■ Exercise requirements
Copy the listing below in full and skip every picture.

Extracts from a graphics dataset

——————————

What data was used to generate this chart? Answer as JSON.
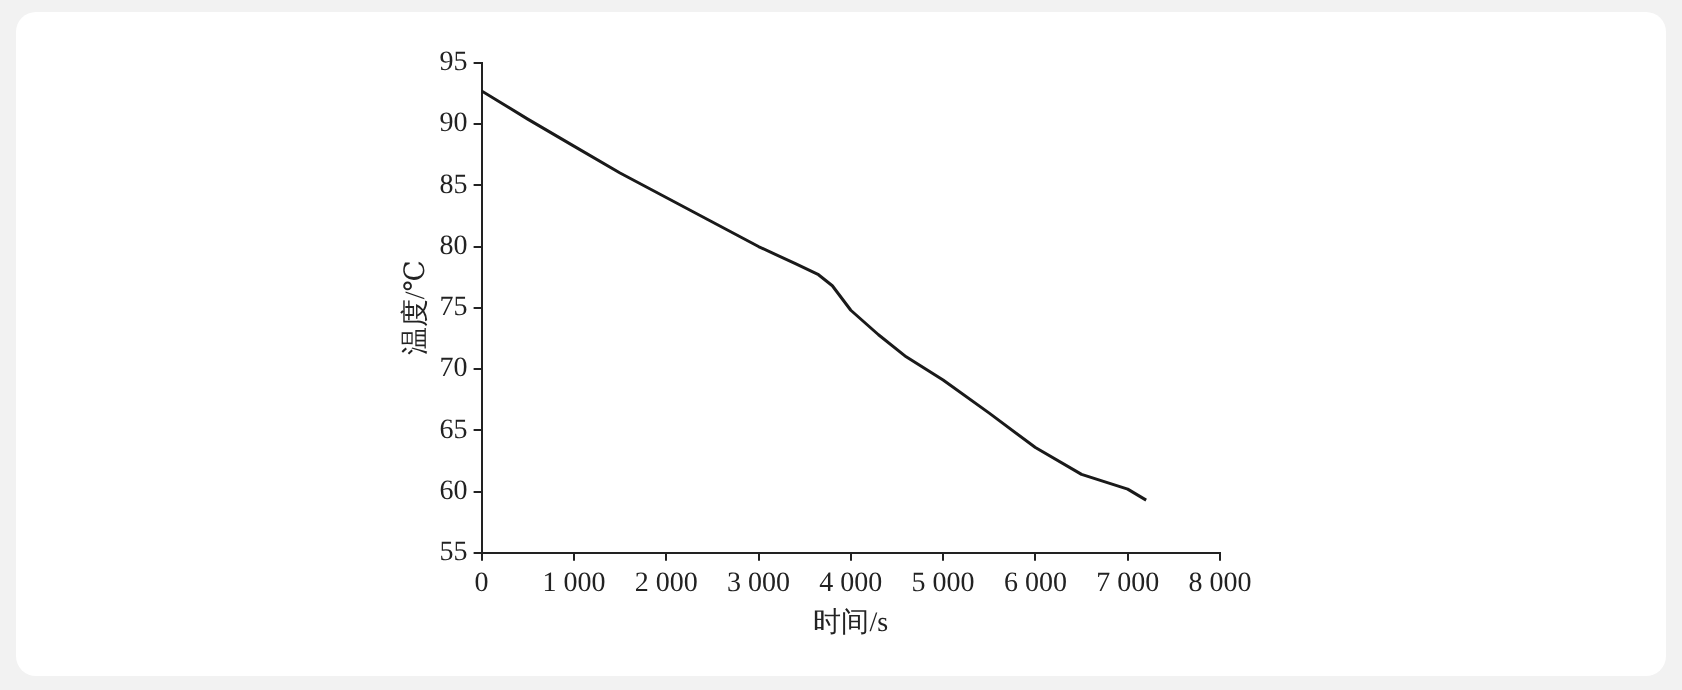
{
  "chart_data": {
    "type": "line",
    "xlabel": "时间/s",
    "ylabel": "温度/℃",
    "x": [
      0,
      500,
      1000,
      1500,
      2000,
      2500,
      3000,
      3400,
      3650,
      3800,
      4000,
      4300,
      4600,
      5000,
      5500,
      6000,
      6500,
      7000,
      7200
    ],
    "series": [
      {
        "color": "#1a1a1a",
        "values": [
          92.7,
          90.4,
          88.2,
          86.0,
          84.0,
          82.0,
          80.0,
          78.6,
          77.7,
          76.8,
          74.8,
          72.8,
          71.0,
          69.1,
          66.4,
          63.6,
          61.4,
          60.2,
          59.3
        ]
      }
    ],
    "xlim": [
      0,
      8000
    ],
    "xticks": [
      {
        "value": 0,
        "label": "0"
      },
      {
        "value": 1000,
        "label": "1 000"
      },
      {
        "value": 2000,
        "label": "2 000"
      },
      {
        "value": 3000,
        "label": "3 000"
      },
      {
        "value": 4000,
        "label": "4 000"
      },
      {
        "value": 5000,
        "label": "5 000"
      },
      {
        "value": 6000,
        "label": "6 000"
      },
      {
        "value": 7000,
        "label": "7 000"
      },
      {
        "value": 8000,
        "label": "8 000"
      }
    ],
    "ylim": [
      55,
      95
    ],
    "yticks": [
      55,
      60,
      65,
      70,
      75,
      80,
      85,
      90,
      95
    ],
    "grid": false,
    "legend": false,
    "marker": "none",
    "line_style": "solid"
  }
}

——————————

■ Result for this exercise
What data was used to generate this chart? Answer as JSON.
{
  "chart_data": {
    "type": "line",
    "xlabel": "时间/s",
    "ylabel": "温度/℃",
    "x": [
      0,
      500,
      1000,
      1500,
      2000,
      2500,
      3000,
      3400,
      3650,
      3800,
      4000,
      4300,
      4600,
      5000,
      5500,
      6000,
      6500,
      7000,
      7200
    ],
    "series": [
      {
        "color": "#1a1a1a",
        "values": [
          92.7,
          90.4,
          88.2,
          86.0,
          84.0,
          82.0,
          80.0,
          78.6,
          77.7,
          76.8,
          74.8,
          72.8,
          71.0,
          69.1,
          66.4,
          63.6,
          61.4,
          60.2,
          59.3
        ]
      }
    ],
    "xlim": [
      0,
      8000
    ],
    "xticks": [
      {
        "value": 0,
        "label": "0"
      },
      {
        "value": 1000,
        "label": "1 000"
      },
      {
        "value": 2000,
        "label": "2 000"
      },
      {
        "value": 3000,
        "label": "3 000"
      },
      {
        "value": 4000,
        "label": "4 000"
      },
      {
        "value": 5000,
        "label": "5 000"
      },
      {
        "value": 6000,
        "label": "6 000"
      },
      {
        "value": 7000,
        "label": "7 000"
      },
      {
        "value": 8000,
        "label": "8 000"
      }
    ],
    "ylim": [
      55,
      95
    ],
    "yticks": [
      55,
      60,
      65,
      70,
      75,
      80,
      85,
      90,
      95
    ],
    "grid": false,
    "legend": false,
    "marker": "none",
    "line_style": "solid"
  }
}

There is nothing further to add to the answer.